┏━━

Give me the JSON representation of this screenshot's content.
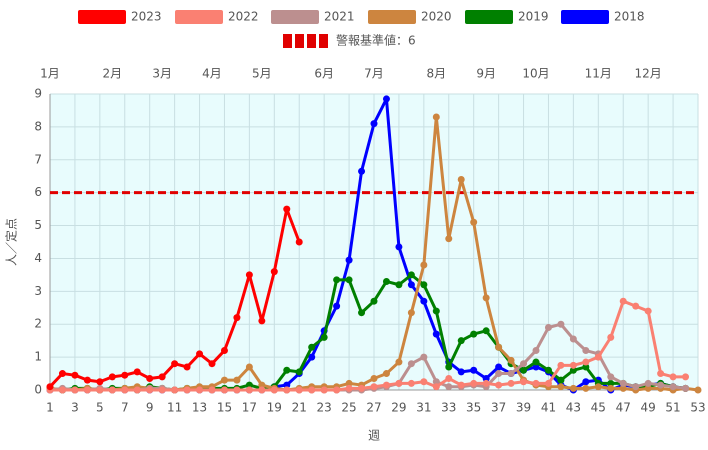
{
  "chart_data": {
    "type": "line",
    "x_label": "週",
    "y_label": "人／定点",
    "x": [
      1,
      2,
      3,
      4,
      5,
      6,
      7,
      8,
      9,
      10,
      11,
      12,
      13,
      14,
      15,
      16,
      17,
      18,
      19,
      20,
      21,
      22,
      23,
      24,
      25,
      26,
      27,
      28,
      29,
      30,
      31,
      32,
      33,
      34,
      35,
      36,
      37,
      38,
      39,
      40,
      41,
      42,
      43,
      44,
      45,
      46,
      47,
      48,
      49,
      50,
      51,
      52,
      53
    ],
    "xlim": [
      1,
      53
    ],
    "xticks": [
      1,
      3,
      5,
      7,
      9,
      11,
      13,
      15,
      17,
      19,
      21,
      23,
      25,
      27,
      29,
      31,
      33,
      35,
      37,
      39,
      41,
      43,
      45,
      47,
      49,
      51,
      53
    ],
    "month_ticks": [
      {
        "value": 1,
        "label": "1月"
      },
      {
        "value": 6,
        "label": "2月"
      },
      {
        "value": 10,
        "label": "3月"
      },
      {
        "value": 14,
        "label": "4月"
      },
      {
        "value": 18,
        "label": "5月"
      },
      {
        "value": 23,
        "label": "6月"
      },
      {
        "value": 27,
        "label": "7月"
      },
      {
        "value": 32,
        "label": "8月"
      },
      {
        "value": 36,
        "label": "9月"
      },
      {
        "value": 40,
        "label": "10月"
      },
      {
        "value": 45,
        "label": "11月"
      },
      {
        "value": 49,
        "label": "12月"
      }
    ],
    "ylim": [
      0,
      9
    ],
    "yticks": [
      0,
      1,
      2,
      3,
      4,
      5,
      6,
      7,
      8,
      9
    ],
    "grid": true,
    "legend": "top",
    "threshold": {
      "value": 6,
      "label": "警報基準値：6",
      "color": "#e00000"
    },
    "series": [
      {
        "name": "2023",
        "color": "#ff0000",
        "values": [
          0.1,
          0.5,
          0.45,
          0.3,
          0.25,
          0.4,
          0.45,
          0.55,
          0.35,
          0.4,
          0.8,
          0.7,
          1.1,
          0.8,
          1.2,
          2.2,
          3.5,
          2.1,
          3.6,
          5.5,
          4.5,
          null,
          null,
          null,
          null,
          null,
          null,
          null,
          null,
          null,
          null,
          null,
          null,
          null,
          null,
          null,
          null,
          null,
          null,
          null,
          null,
          null,
          null,
          null,
          null,
          null,
          null,
          null,
          null,
          null,
          null,
          null,
          null
        ]
      },
      {
        "name": "2022",
        "color": "#fa8072",
        "values": [
          0,
          0,
          0,
          0,
          0,
          0,
          0,
          0,
          0,
          0,
          0,
          0,
          0,
          0,
          0,
          0,
          0,
          0,
          0,
          0,
          0,
          0,
          0,
          0,
          0.05,
          0.05,
          0.1,
          0.15,
          0.2,
          0.2,
          0.25,
          0.1,
          0.35,
          0.15,
          0.2,
          0.2,
          0.15,
          0.2,
          0.25,
          0.2,
          0.2,
          0.75,
          0.75,
          0.85,
          1.0,
          1.6,
          2.7,
          2.55,
          2.4,
          0.5,
          0.4,
          0.4,
          null
        ]
      },
      {
        "name": "2021",
        "color": "#bc8f8f",
        "values": [
          0,
          0.05,
          0,
          0,
          0.05,
          0,
          0,
          0,
          0.05,
          0.05,
          0,
          0,
          0,
          0,
          0,
          0,
          0,
          0,
          0,
          0,
          0,
          0,
          0,
          0,
          0,
          0,
          0.05,
          0.1,
          0.2,
          0.8,
          1.0,
          0.25,
          0.1,
          0.1,
          0.15,
          0.1,
          0.5,
          0.5,
          0.8,
          1.2,
          1.9,
          2.0,
          1.55,
          1.2,
          1.1,
          0.4,
          0.2,
          0.1,
          0.2,
          0.15,
          0.1,
          0.05,
          null
        ]
      },
      {
        "name": "2020",
        "color": "#cd853f",
        "values": [
          0.05,
          0,
          0,
          0.05,
          0,
          0,
          0.05,
          0.1,
          0.05,
          0.05,
          0,
          0.05,
          0.1,
          0.1,
          0.3,
          0.3,
          0.7,
          0.15,
          0.05,
          0,
          0.05,
          0.1,
          0.1,
          0.1,
          0.2,
          0.15,
          0.35,
          0.5,
          0.85,
          2.35,
          3.8,
          8.3,
          4.6,
          6.4,
          5.1,
          2.8,
          1.3,
          0.9,
          0.3,
          0.15,
          0.1,
          0.1,
          0.05,
          0.05,
          0.1,
          0.05,
          0.05,
          0,
          0.05,
          0.05,
          0,
          0.05,
          0
        ]
      },
      {
        "name": "2019",
        "color": "#008000",
        "values": [
          0.05,
          0,
          0.05,
          0.05,
          0,
          0.05,
          0.05,
          0,
          0.1,
          0.05,
          0,
          0.05,
          0.05,
          0.05,
          0.05,
          0.05,
          0.15,
          0.05,
          0.1,
          0.6,
          0.55,
          1.3,
          1.6,
          3.35,
          3.35,
          2.35,
          2.7,
          3.3,
          3.2,
          3.5,
          3.2,
          2.4,
          0.7,
          1.5,
          1.7,
          1.8,
          1.3,
          0.8,
          0.6,
          0.85,
          0.6,
          0.3,
          0.6,
          0.7,
          0.2,
          0.2,
          0.2,
          0.1,
          0.1,
          0.2,
          0.1,
          0.05,
          null
        ]
      },
      {
        "name": "2018",
        "color": "#0000ff",
        "values": [
          0,
          0,
          0,
          0,
          0,
          0,
          0,
          0,
          0,
          0,
          0,
          0,
          0,
          0,
          0,
          0,
          0,
          0,
          0.1,
          0.15,
          0.5,
          1.0,
          1.8,
          2.55,
          3.95,
          6.65,
          8.1,
          8.85,
          4.35,
          3.2,
          2.7,
          1.7,
          0.85,
          0.55,
          0.6,
          0.35,
          0.7,
          0.5,
          0.6,
          0.7,
          0.55,
          0.15,
          0,
          0.25,
          0.3,
          0,
          0.15,
          0.1,
          0.15,
          0.2,
          0.1,
          0.05,
          null
        ]
      }
    ]
  }
}
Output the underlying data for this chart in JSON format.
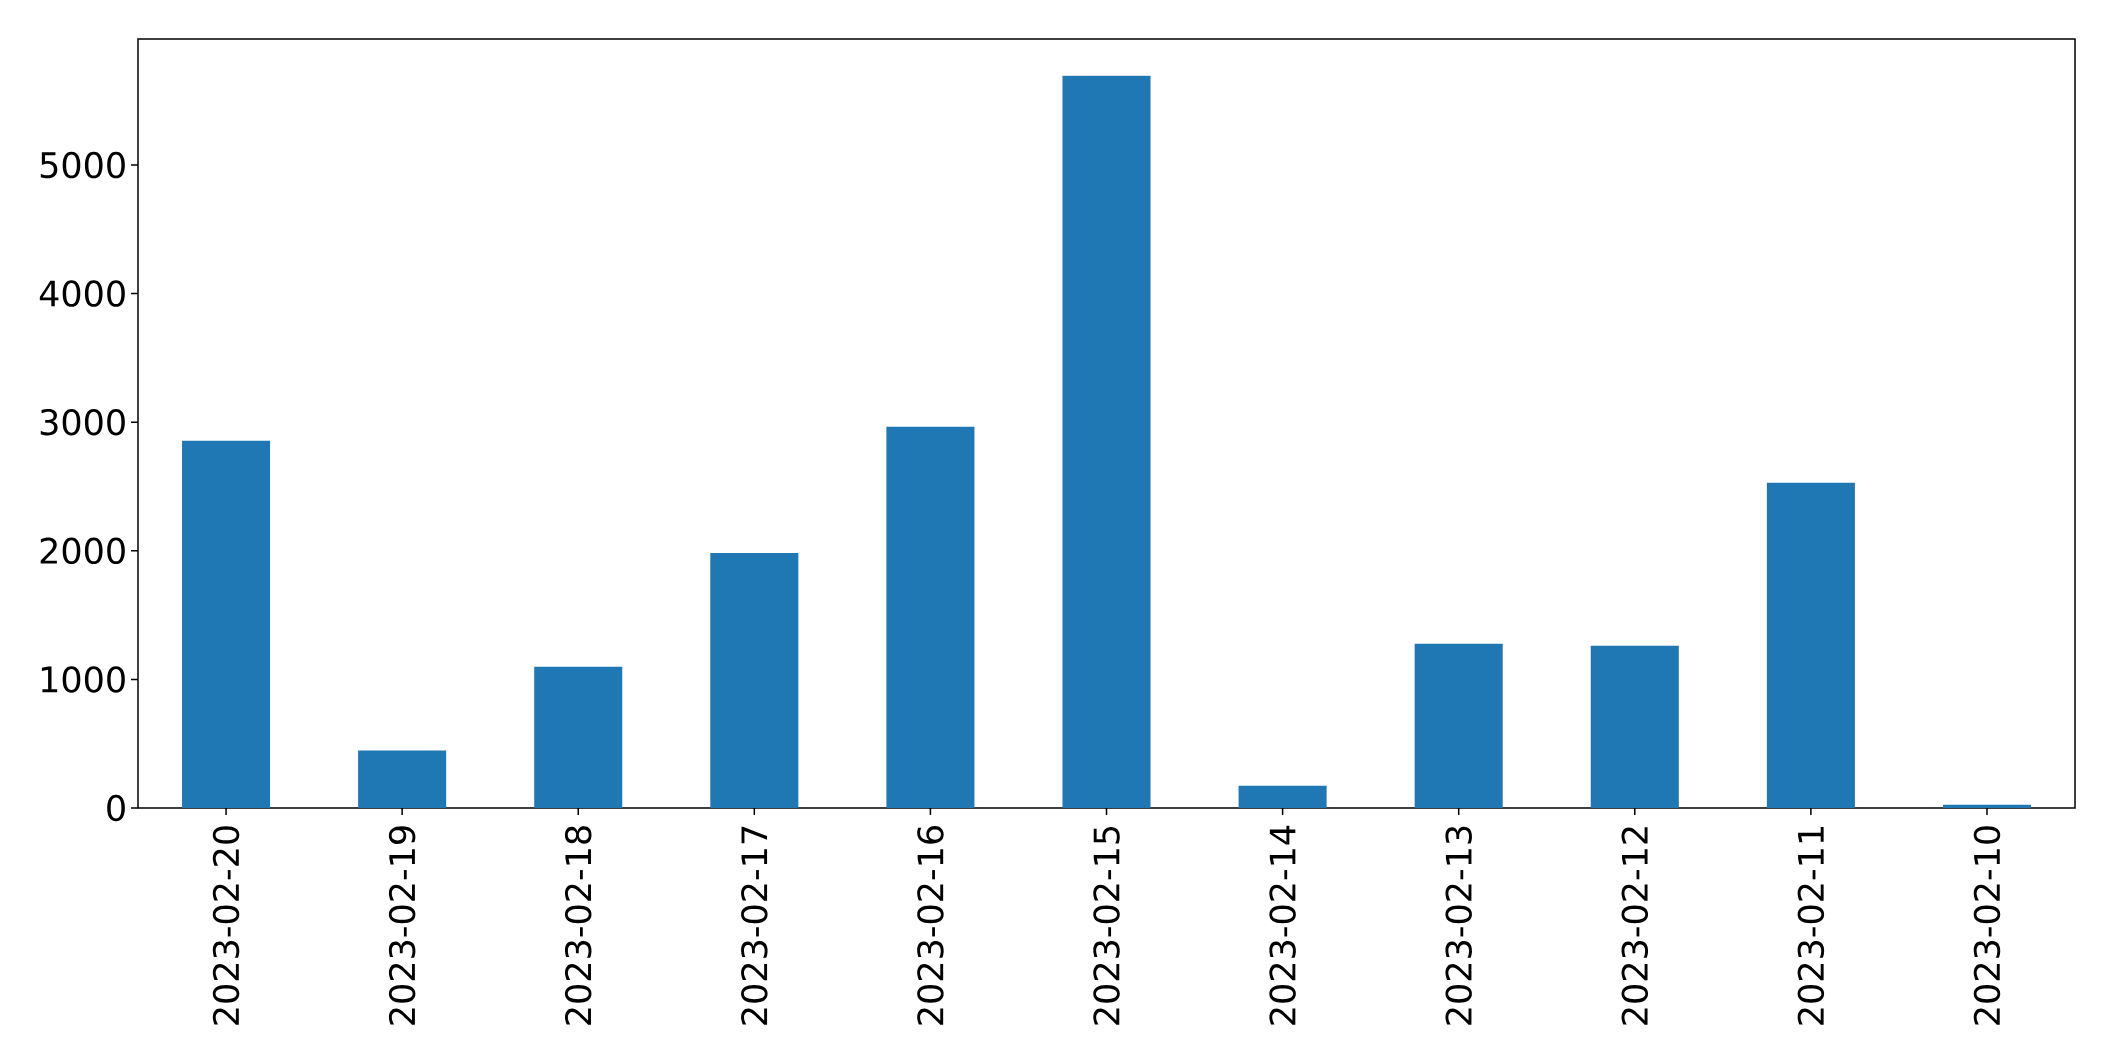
{
  "chart_data": {
    "type": "bar",
    "categories": [
      "2023-02-20",
      "2023-02-19",
      "2023-02-18",
      "2023-02-17",
      "2023-02-16",
      "2023-02-15",
      "2023-02-14",
      "2023-02-13",
      "2023-02-12",
      "2023-02-11",
      "2023-02-10"
    ],
    "values": [
      2855,
      447,
      1099,
      1982,
      2965,
      5694,
      173,
      1278,
      1262,
      2529,
      26
    ],
    "color": "#1f77b4",
    "ylim": [
      0,
      5980
    ],
    "yticks": [
      0,
      1000,
      2000,
      3000,
      4000,
      5000
    ]
  }
}
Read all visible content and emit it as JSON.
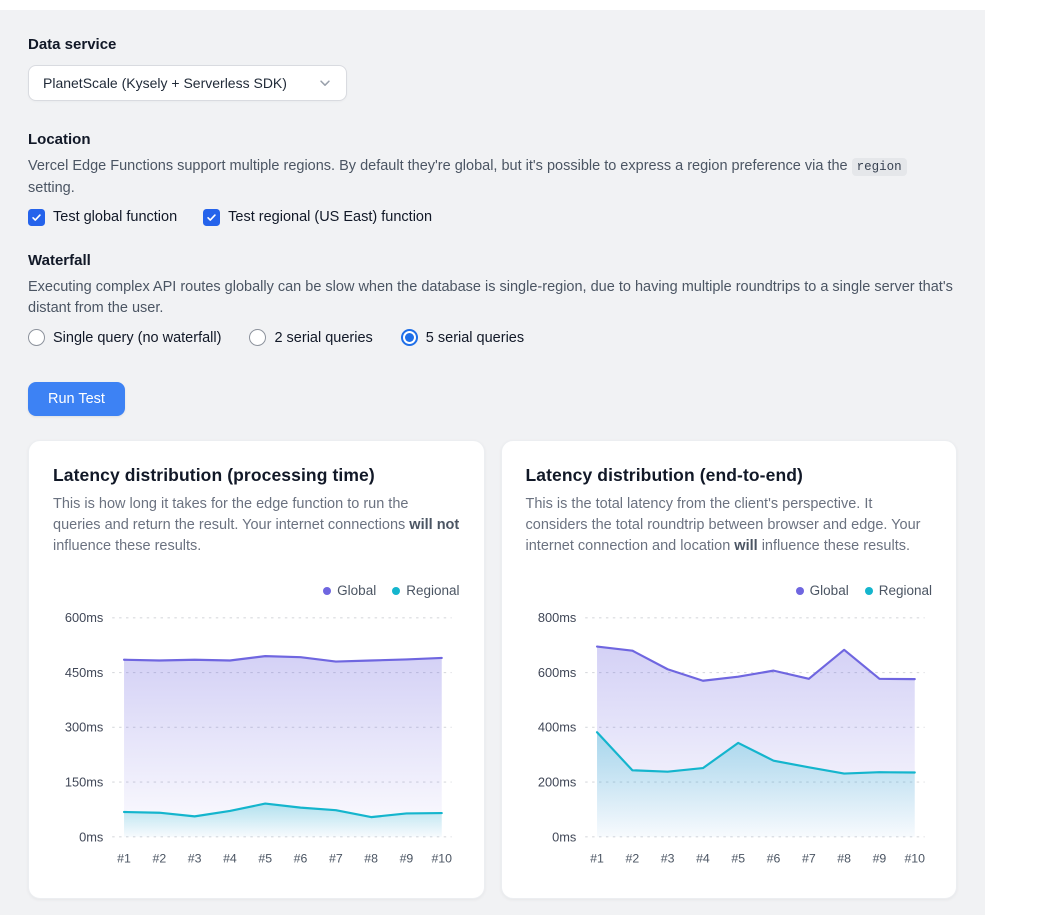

┗━━

The task:
Leave out the pictures and output every record above precisely as given.

Reply:
Give me the JSON representation of this screenshot's content.
{
  "chart_data": {
    "type": "line",
    "x_label": "週",
    "y_label": "人／定点",
    "x": [
      1,
      2,
      3,
      4,
      5,
      6,
      7,
      8,
      9,
      10,
      11,
      12,
      13,
      14,
      15,
      16,
      17,
      18,
      19,
      20,
      21,
      22,
      23,
      24,
      25,
      26,
      27,
      28,
      29,
      30,
      31,
      32,
      33,
      34,
      35,
      36,
      37,
      38,
      39,
      40,
      41,
      42,
      43,
      44,
      45,
      46,
      47,
      48,
      49,
      50,
      51,
      52,
      53
    ],
    "xlim": [
      1,
      53
    ],
    "xticks": [
      1,
      3,
      5,
      7,
      9,
      11,
      13,
      15,
      17,
      19,
      21,
      23,
      25,
      27,
      29,
      31,
      33,
      35,
      37,
      39,
      41,
      43,
      45,
      47,
      49,
      51,
      53
    ],
    "month_ticks": [
      {
        "value": 1,
        "label": "1月"
      },
      {
        "value": 6,
        "label": "2月"
      },
      {
        "value": 10,
        "label": "3月"
      },
      {
        "value": 14,
        "label": "4月"
      },
      {
        "value": 18,
        "label": "5月"
      },
      {
        "value": 23,
        "label": "6月"
      },
      {
        "value": 27,
        "label": "7月"
      },
      {
        "value": 32,
        "label": "8月"
      },
      {
        "value": 36,
        "label": "9月"
      },
      {
        "value": 40,
        "label": "10月"
      },
      {
        "value": 45,
        "label": "11月"
      },
      {
        "value": 49,
        "label": "12月"
      }
    ],
    "ylim": [
      0,
      9
    ],
    "yticks": [
      0,
      1,
      2,
      3,
      4,
      5,
      6,
      7,
      8,
      9
    ],
    "grid": true,
    "legend": "top",
    "threshold": {
      "value": 6,
      "label": "警報基準値：6",
      "color": "#e00000"
    },
    "series": [
      {
        "name": "2023",
        "color": "#ff0000",
        "values": [
          0.1,
          0.5,
          0.45,
          0.3,
          0.25,
          0.4,
          0.45,
          0.55,
          0.35,
          0.4,
          0.8,
          0.7,
          1.1,
          0.8,
          1.2,
          2.2,
          3.5,
          2.1,
          3.6,
          5.5,
          4.5,
          null,
          null,
          null,
          null,
          null,
          null,
          null,
          null,
          null,
          null,
          null,
          null,
          null,
          null,
          null,
          null,
          null,
          null,
          null,
          null,
          null,
          null,
          null,
          null,
          null,
          null,
          null,
          null,
          null,
          null,
          null,
          null
        ]
      },
      {
        "name": "2022",
        "color": "#fa8072",
        "values": [
          0,
          0,
          0,
          0,
          0,
          0,
          0,
          0,
          0,
          0,
          0,
          0,
          0,
          0,
          0,
          0,
          0,
          0,
          0,
          0,
          0,
          0,
          0,
          0,
          0.05,
          0.05,
          0.1,
          0.15,
          0.2,
          0.2,
          0.25,
          0.1,
          0.35,
          0.15,
          0.2,
          0.2,
          0.15,
          0.2,
          0.25,
          0.2,
          0.2,
          0.75,
          0.75,
          0.85,
          1.0,
          1.6,
          2.7,
          2.55,
          2.4,
          0.5,
          0.4,
          0.4,
          null
        ]
      },
      {
        "name": "2021",
        "color": "#bc8f8f",
        "values": [
          0,
          0.05,
          0,
          0,
          0.05,
          0,
          0,
          0,
          0.05,
          0.05,
          0,
          0,
          0,
          0,
          0,
          0,
          0,
          0,
          0,
          0,
          0,
          0,
          0,
          0,
          0,
          0,
          0.05,
          0.1,
          0.2,
          0.8,
          1.0,
          0.25,
          0.1,
          0.1,
          0.15,
          0.1,
          0.5,
          0.5,
          0.8,
          1.2,
          1.9,
          2.0,
          1.55,
          1.2,
          1.1,
          0.4,
          0.2,
          0.1,
          0.2,
          0.15,
          0.1,
          0.05,
          null
        ]
      },
      {
        "name": "2020",
        "color": "#cd853f",
        "values": [
          0.05,
          0,
          0,
          0.05,
          0,
          0,
          0.05,
          0.1,
          0.05,
          0.05,
          0,
          0.05,
          0.1,
          0.1,
          0.3,
          0.3,
          0.7,
          0.15,
          0.05,
          0,
          0.05,
          0.1,
          0.1,
          0.1,
          0.2,
          0.15,
          0.35,
          0.5,
          0.85,
          2.35,
          3.8,
          8.3,
          4.6,
          6.4,
          5.1,
          2.8,
          1.3,
          0.9,
          0.3,
          0.15,
          0.1,
          0.1,
          0.05,
          0.05,
          0.1,
          0.05,
          0.05,
          0,
          0.05,
          0.05,
          0,
          0.05,
          0
        ]
      },
      {
        "name": "2019",
        "color": "#008000",
        "values": [
          0.05,
          0,
          0.05,
          0.05,
          0,
          0.05,
          0.05,
          0,
          0.1,
          0.05,
          0,
          0.05,
          0.05,
          0.05,
          0.05,
          0.05,
          0.15,
          0.05,
          0.1,
          0.6,
          0.55,
          1.3,
          1.6,
          3.35,
          3.35,
          2.35,
          2.7,
          3.3,
          3.2,
          3.5,
          3.2,
          2.4,
          0.7,
          1.5,
          1.7,
          1.8,
          1.3,
          0.8,
          0.6,
          0.85,
          0.6,
          0.3,
          0.6,
          0.7,
          0.2,
          0.2,
          0.2,
          0.1,
          0.1,
          0.2,
          0.1,
          0.05,
          null
        ]
      },
      {
        "name": "2018",
        "color": "#0000ff",
        "values": [
          0,
          0,
          0,
          0,
          0,
          0,
          0,
          0,
          0,
          0,
          0,
          0,
          0,
          0,
          0,
          0,
          0,
          0,
          0.1,
          0.15,
          0.5,
          1.0,
          1.8,
          2.55,
          3.95,
          6.65,
          8.1,
          8.85,
          4.35,
          3.2,
          2.7,
          1.7,
          0.85,
          0.55,
          0.6,
          0.35,
          0.7,
          0.5,
          0.6,
          0.7,
          0.55,
          0.15,
          0,
          0.25,
          0.3,
          0,
          0.15,
          0.1,
          0.15,
          0.2,
          0.1,
          0.05,
          null
        ]
      }
    ]
  }
}
Output the underlying data for this chart in JSON format.
{
  "chart_data": {
    "type": "bar",
    "categories": [
      "2023-02-20",
      "2023-02-19",
      "2023-02-18",
      "2023-02-17",
      "2023-02-16",
      "2023-02-15",
      "2023-02-14",
      "2023-02-13",
      "2023-02-12",
      "2023-02-11",
      "2023-02-10"
    ],
    "values": [
      2855,
      447,
      1099,
      1982,
      2965,
      5694,
      173,
      1278,
      1262,
      2529,
      26
    ],
    "color": "#1f77b4",
    "ylim": [
      0,
      5980
    ],
    "yticks": [
      0,
      1000,
      2000,
      3000,
      4000,
      5000
    ]
  }
}
Read all visible content and emit it as JSON.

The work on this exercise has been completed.